Stated task: Of the lines in the records that follow, how many include the word "Heater"? Answer with a bare number.

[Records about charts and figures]
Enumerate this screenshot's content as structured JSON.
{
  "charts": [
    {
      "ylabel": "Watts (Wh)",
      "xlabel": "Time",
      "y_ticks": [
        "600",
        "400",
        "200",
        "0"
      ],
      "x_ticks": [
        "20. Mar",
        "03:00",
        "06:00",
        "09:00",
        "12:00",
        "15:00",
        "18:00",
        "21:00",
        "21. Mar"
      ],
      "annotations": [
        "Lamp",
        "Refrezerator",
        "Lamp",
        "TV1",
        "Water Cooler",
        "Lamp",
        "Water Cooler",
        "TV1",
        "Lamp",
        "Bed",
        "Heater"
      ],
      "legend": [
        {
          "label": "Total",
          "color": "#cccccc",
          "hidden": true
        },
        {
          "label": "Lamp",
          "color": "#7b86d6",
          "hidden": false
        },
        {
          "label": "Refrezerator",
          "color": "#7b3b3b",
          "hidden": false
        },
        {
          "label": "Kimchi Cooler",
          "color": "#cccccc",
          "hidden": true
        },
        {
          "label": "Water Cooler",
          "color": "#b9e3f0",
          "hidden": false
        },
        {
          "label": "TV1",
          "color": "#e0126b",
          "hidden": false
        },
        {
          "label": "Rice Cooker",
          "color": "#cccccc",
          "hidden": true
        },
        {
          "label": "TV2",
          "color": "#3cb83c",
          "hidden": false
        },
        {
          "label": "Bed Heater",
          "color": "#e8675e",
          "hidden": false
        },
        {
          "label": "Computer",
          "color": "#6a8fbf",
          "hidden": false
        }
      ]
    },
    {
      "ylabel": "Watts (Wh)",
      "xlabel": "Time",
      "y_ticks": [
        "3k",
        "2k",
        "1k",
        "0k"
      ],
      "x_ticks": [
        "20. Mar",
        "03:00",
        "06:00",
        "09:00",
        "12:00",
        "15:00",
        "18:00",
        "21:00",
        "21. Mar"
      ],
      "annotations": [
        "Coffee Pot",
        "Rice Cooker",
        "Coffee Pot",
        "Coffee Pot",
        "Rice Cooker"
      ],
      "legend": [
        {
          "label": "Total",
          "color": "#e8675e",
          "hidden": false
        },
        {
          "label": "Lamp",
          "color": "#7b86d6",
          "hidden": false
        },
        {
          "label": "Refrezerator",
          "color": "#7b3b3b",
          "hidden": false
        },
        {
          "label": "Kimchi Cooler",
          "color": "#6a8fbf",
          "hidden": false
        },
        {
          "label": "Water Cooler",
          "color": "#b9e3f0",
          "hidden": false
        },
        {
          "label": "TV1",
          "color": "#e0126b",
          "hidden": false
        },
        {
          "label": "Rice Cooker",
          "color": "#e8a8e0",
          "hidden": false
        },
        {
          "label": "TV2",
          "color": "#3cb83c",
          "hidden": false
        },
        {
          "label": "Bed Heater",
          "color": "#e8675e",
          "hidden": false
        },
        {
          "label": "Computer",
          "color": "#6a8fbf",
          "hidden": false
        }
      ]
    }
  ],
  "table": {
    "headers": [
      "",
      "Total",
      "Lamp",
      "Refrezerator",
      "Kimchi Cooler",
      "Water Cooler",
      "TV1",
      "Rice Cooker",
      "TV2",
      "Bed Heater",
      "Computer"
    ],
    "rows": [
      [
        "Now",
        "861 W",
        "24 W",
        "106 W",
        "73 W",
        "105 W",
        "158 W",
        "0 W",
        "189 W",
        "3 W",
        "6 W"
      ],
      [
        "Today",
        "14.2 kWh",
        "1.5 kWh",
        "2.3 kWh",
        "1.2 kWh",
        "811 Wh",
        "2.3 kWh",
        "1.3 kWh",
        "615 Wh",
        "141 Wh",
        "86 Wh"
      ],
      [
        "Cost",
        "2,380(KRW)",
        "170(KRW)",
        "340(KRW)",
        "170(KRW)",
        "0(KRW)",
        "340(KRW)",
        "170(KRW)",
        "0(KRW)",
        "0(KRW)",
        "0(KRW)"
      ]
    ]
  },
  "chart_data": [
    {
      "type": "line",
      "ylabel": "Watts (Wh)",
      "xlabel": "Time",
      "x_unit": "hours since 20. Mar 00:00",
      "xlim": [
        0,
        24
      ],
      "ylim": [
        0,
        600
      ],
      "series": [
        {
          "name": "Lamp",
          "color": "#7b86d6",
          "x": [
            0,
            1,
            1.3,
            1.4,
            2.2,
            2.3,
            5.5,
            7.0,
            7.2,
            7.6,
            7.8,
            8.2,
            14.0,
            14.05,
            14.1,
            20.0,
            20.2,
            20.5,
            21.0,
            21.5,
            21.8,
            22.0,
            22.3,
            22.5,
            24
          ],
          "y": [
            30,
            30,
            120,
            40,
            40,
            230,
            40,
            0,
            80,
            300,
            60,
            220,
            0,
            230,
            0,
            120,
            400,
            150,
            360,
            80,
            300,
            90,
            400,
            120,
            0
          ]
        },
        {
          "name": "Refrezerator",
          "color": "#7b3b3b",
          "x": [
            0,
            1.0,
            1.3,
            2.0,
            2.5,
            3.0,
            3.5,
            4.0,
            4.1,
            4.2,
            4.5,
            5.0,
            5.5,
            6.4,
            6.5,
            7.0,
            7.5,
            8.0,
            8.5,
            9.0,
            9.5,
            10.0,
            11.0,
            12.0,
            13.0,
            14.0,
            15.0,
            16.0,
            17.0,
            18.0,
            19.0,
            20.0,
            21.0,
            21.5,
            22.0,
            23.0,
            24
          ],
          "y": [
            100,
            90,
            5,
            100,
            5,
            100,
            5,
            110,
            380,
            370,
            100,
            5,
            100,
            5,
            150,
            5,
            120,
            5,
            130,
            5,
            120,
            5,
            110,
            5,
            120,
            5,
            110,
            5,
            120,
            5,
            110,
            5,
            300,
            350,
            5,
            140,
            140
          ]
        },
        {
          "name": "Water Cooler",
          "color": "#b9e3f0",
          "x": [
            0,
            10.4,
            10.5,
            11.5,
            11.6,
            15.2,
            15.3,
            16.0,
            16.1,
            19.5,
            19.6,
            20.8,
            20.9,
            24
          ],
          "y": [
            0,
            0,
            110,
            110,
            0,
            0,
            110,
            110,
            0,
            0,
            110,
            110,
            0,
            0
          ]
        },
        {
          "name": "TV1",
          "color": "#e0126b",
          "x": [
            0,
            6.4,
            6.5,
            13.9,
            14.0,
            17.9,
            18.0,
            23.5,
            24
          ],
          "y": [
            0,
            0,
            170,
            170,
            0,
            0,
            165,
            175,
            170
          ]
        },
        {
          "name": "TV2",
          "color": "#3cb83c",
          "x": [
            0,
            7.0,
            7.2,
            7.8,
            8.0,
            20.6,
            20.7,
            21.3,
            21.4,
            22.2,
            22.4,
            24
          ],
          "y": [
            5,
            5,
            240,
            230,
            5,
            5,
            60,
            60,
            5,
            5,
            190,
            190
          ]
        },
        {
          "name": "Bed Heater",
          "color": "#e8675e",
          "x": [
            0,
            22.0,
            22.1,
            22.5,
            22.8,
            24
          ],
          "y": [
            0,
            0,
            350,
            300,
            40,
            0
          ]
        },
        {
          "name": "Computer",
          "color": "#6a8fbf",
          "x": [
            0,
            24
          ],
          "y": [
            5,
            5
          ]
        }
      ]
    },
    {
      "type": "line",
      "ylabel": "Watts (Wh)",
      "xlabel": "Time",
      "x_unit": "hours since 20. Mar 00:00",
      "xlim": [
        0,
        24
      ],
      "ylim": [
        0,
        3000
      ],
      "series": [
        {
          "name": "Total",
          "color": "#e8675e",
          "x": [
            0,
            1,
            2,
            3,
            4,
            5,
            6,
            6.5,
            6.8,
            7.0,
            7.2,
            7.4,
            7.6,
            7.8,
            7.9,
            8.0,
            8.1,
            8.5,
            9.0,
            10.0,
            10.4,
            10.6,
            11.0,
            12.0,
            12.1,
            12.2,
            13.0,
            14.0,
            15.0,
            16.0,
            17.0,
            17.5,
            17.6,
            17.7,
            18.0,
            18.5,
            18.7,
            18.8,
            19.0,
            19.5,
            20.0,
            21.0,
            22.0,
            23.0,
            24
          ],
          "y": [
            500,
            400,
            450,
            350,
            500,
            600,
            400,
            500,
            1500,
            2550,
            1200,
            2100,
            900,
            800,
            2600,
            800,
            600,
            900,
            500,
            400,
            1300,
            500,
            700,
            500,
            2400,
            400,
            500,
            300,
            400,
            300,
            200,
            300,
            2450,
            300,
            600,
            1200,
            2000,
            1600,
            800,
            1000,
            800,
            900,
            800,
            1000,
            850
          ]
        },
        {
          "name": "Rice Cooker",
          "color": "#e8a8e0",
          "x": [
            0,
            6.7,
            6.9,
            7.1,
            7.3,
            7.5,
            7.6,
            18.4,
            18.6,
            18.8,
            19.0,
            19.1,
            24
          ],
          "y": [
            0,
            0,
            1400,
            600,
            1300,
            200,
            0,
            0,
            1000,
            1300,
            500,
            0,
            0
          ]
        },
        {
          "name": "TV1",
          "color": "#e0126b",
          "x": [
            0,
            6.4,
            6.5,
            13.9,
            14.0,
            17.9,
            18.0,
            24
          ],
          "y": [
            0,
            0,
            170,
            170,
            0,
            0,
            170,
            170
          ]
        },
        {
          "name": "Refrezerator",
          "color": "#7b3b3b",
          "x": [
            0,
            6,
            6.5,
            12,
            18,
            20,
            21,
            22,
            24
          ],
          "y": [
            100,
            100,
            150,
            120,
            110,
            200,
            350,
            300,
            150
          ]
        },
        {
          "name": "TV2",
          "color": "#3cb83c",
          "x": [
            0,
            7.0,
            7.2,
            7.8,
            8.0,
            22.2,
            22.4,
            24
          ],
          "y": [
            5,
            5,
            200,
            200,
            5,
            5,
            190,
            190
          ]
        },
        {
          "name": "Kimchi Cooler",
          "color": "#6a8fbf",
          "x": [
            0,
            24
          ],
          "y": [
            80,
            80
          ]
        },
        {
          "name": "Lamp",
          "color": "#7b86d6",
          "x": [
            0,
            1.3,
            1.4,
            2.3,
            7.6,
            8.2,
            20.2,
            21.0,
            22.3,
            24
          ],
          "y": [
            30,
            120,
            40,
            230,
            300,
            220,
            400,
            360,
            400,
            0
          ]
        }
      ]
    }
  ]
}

Task output: 5